> DATA EXCERPTS:
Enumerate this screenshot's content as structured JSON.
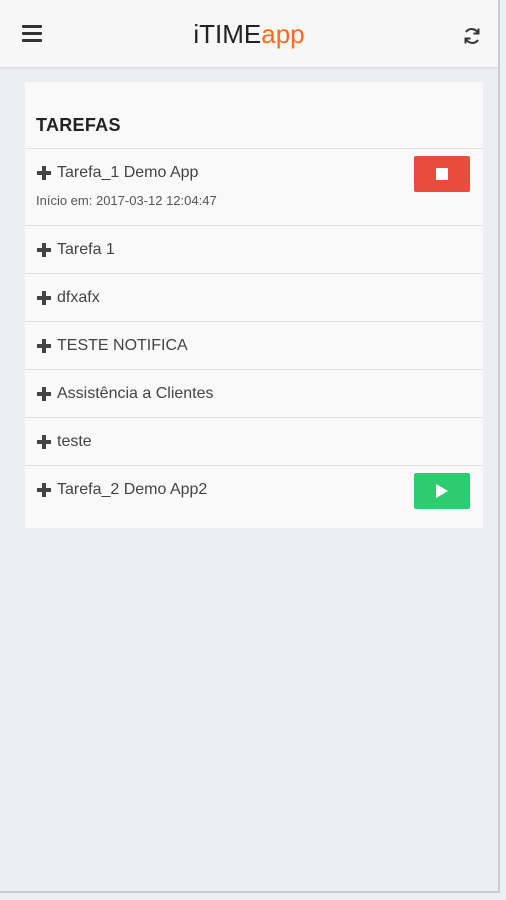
{
  "app": {
    "brand_part1": "iTIME",
    "brand_part2": "app",
    "brand_accent_color": "#f36c21"
  },
  "header": {
    "menu_icon": "hamburger-menu-icon",
    "refresh_icon": "refresh-icon"
  },
  "tasks_panel": {
    "title": "TAREFAS",
    "items": [
      {
        "label": "Tarefa_1 Demo App",
        "subtitle": "Início em: 2017-03-12 12:04:47",
        "action": "stop",
        "action_color": "#e74c3c"
      },
      {
        "label": "Tarefa 1"
      },
      {
        "label": "dfxafx"
      },
      {
        "label": "TESTE NOTIFICA"
      },
      {
        "label": "Assistência a Clientes"
      },
      {
        "label": "teste"
      },
      {
        "label": "Tarefa_2 Demo App2",
        "action": "play",
        "action_color": "#2ecc71"
      }
    ]
  }
}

> SHORT TASK:
Using the material above, retype each entry exactly and omit the pictures.

> WRITTEN REPLY:
Enumerate this screenshot's content as structured JSON.
{
  "app": {
    "brand_part1": "iTIME",
    "brand_part2": "app",
    "brand_accent_color": "#f36c21"
  },
  "header": {
    "menu_icon": "hamburger-menu-icon",
    "refresh_icon": "refresh-icon"
  },
  "tasks_panel": {
    "title": "TAREFAS",
    "items": [
      {
        "label": "Tarefa_1 Demo App",
        "subtitle": "Início em: 2017-03-12 12:04:47",
        "action": "stop",
        "action_color": "#e74c3c"
      },
      {
        "label": "Tarefa 1"
      },
      {
        "label": "dfxafx"
      },
      {
        "label": "TESTE NOTIFICA"
      },
      {
        "label": "Assistência a Clientes"
      },
      {
        "label": "teste"
      },
      {
        "label": "Tarefa_2 Demo App2",
        "action": "play",
        "action_color": "#2ecc71"
      }
    ]
  }
}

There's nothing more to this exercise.